:: YOUR OBJECTIVE ::
Wherever a line holds the word "Valencia", copy that line out.

:: RECORDS SHOWN ::
....................

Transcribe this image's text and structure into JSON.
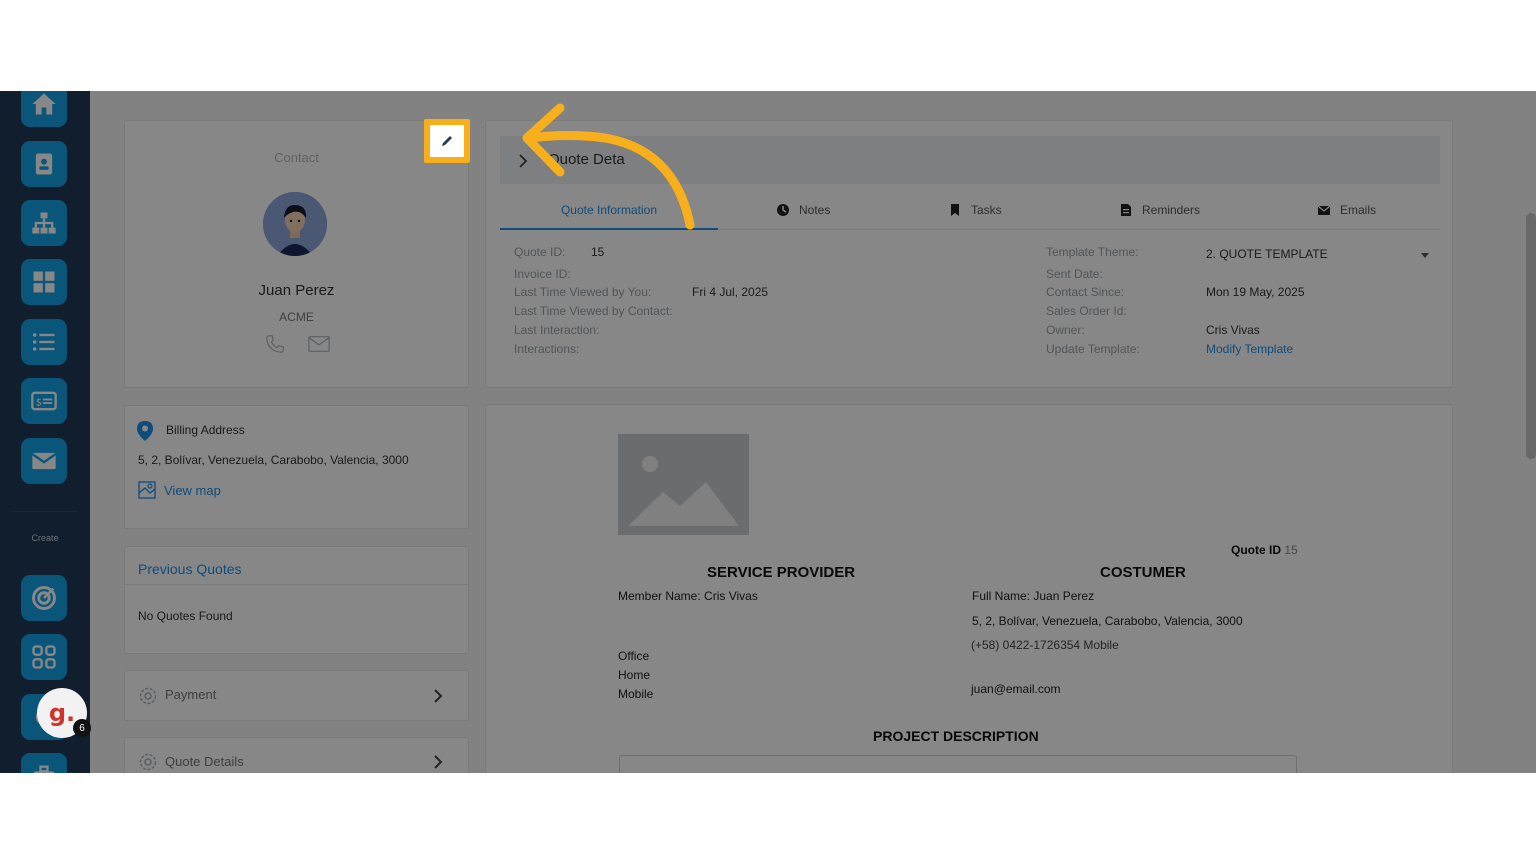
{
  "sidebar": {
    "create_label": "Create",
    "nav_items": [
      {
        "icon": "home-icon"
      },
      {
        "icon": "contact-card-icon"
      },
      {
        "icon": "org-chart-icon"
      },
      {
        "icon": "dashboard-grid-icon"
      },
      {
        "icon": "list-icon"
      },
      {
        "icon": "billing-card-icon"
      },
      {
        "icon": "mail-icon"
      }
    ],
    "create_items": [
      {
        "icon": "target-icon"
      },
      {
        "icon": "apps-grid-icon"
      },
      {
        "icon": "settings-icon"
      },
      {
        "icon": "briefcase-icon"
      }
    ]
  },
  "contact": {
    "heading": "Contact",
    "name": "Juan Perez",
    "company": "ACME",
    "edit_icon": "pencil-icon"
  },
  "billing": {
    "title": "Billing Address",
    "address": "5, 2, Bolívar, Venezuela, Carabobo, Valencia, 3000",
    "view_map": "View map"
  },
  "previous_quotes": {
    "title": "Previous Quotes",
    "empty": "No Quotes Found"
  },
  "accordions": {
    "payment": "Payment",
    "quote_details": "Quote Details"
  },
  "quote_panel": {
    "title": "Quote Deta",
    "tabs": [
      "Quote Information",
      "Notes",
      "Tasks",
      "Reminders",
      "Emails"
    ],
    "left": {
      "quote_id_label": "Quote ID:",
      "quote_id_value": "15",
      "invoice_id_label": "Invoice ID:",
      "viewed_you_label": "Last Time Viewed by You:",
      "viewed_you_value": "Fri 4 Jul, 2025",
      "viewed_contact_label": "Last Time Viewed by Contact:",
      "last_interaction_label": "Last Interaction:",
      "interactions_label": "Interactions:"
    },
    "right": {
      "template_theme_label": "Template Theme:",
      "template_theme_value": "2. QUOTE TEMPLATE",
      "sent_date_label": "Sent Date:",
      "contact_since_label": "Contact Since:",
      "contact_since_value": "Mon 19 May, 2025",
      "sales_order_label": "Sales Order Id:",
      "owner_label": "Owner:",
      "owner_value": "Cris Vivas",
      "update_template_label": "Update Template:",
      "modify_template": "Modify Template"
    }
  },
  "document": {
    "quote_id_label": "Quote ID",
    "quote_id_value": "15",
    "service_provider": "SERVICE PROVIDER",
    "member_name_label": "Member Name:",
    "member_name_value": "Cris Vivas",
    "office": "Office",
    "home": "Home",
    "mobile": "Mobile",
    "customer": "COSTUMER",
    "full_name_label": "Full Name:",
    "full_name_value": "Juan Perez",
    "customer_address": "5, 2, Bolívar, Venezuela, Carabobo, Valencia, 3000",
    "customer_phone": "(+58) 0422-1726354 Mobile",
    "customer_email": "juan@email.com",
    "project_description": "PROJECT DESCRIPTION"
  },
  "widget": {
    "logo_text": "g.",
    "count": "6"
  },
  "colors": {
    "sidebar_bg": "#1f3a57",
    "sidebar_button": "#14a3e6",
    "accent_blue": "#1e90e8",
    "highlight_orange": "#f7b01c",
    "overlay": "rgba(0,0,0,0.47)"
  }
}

....................

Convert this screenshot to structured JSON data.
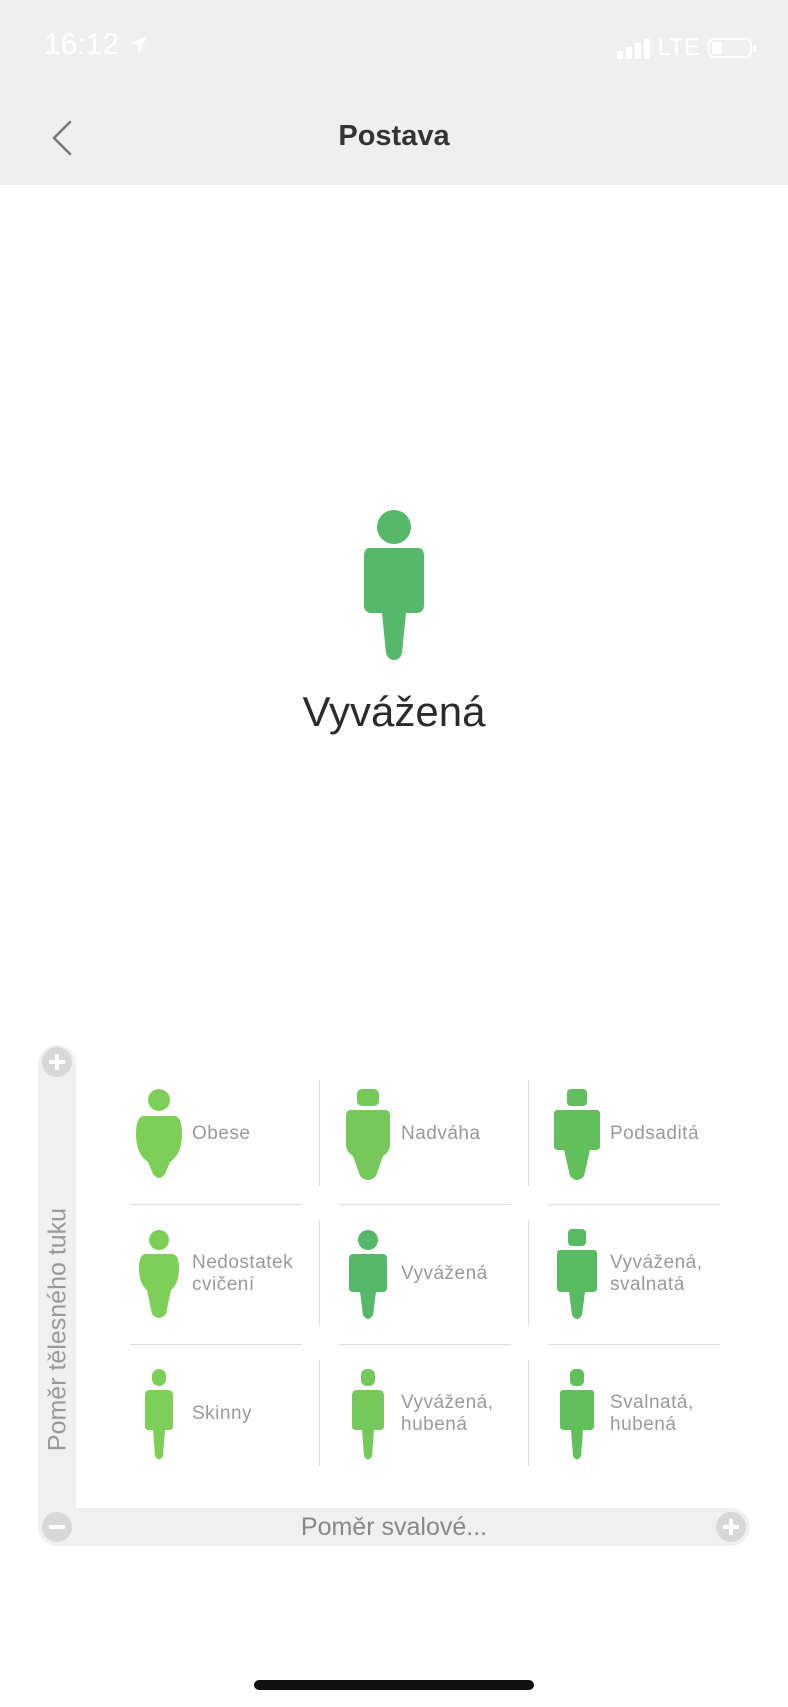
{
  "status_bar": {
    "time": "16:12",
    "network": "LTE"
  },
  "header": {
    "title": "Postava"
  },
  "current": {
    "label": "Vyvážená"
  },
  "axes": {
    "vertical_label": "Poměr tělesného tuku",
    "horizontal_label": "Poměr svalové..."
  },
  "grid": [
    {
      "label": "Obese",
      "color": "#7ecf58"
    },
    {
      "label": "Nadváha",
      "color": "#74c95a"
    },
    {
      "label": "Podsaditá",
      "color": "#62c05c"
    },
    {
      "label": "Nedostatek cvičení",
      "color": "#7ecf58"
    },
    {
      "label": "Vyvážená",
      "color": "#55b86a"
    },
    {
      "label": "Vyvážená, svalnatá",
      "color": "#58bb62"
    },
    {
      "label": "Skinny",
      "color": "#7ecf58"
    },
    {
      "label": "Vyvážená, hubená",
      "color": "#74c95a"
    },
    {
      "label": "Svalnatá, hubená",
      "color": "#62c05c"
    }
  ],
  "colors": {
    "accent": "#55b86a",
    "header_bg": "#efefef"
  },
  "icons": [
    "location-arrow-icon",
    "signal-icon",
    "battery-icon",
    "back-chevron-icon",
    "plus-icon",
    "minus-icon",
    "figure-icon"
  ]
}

....................

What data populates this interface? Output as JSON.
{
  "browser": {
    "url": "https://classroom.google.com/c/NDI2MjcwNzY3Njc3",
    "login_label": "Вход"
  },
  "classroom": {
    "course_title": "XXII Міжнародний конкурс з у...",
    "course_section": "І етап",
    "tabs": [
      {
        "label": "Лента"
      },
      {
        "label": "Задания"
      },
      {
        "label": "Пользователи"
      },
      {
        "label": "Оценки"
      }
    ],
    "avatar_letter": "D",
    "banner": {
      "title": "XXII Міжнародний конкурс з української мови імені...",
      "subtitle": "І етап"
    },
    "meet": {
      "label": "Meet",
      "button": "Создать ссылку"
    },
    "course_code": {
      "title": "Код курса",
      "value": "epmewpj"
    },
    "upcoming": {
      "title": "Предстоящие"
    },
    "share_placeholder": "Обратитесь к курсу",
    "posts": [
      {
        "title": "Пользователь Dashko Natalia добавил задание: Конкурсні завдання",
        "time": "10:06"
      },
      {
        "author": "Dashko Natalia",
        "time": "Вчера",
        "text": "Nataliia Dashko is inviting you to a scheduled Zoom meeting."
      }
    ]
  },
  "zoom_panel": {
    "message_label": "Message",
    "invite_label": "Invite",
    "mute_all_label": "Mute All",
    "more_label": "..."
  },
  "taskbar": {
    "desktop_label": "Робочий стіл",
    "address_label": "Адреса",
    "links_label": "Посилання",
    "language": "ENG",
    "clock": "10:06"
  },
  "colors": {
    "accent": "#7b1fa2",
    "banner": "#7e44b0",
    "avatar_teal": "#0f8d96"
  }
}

....................

:: SOLUTION FOR THIS TASK ::
    "address": "5, 2, Bolívar, Venezuela, Carabobo, Valencia, 3000",
    "customer_address": "5, 2, Bolívar, Venezuela, Carabobo, Valencia, 3000",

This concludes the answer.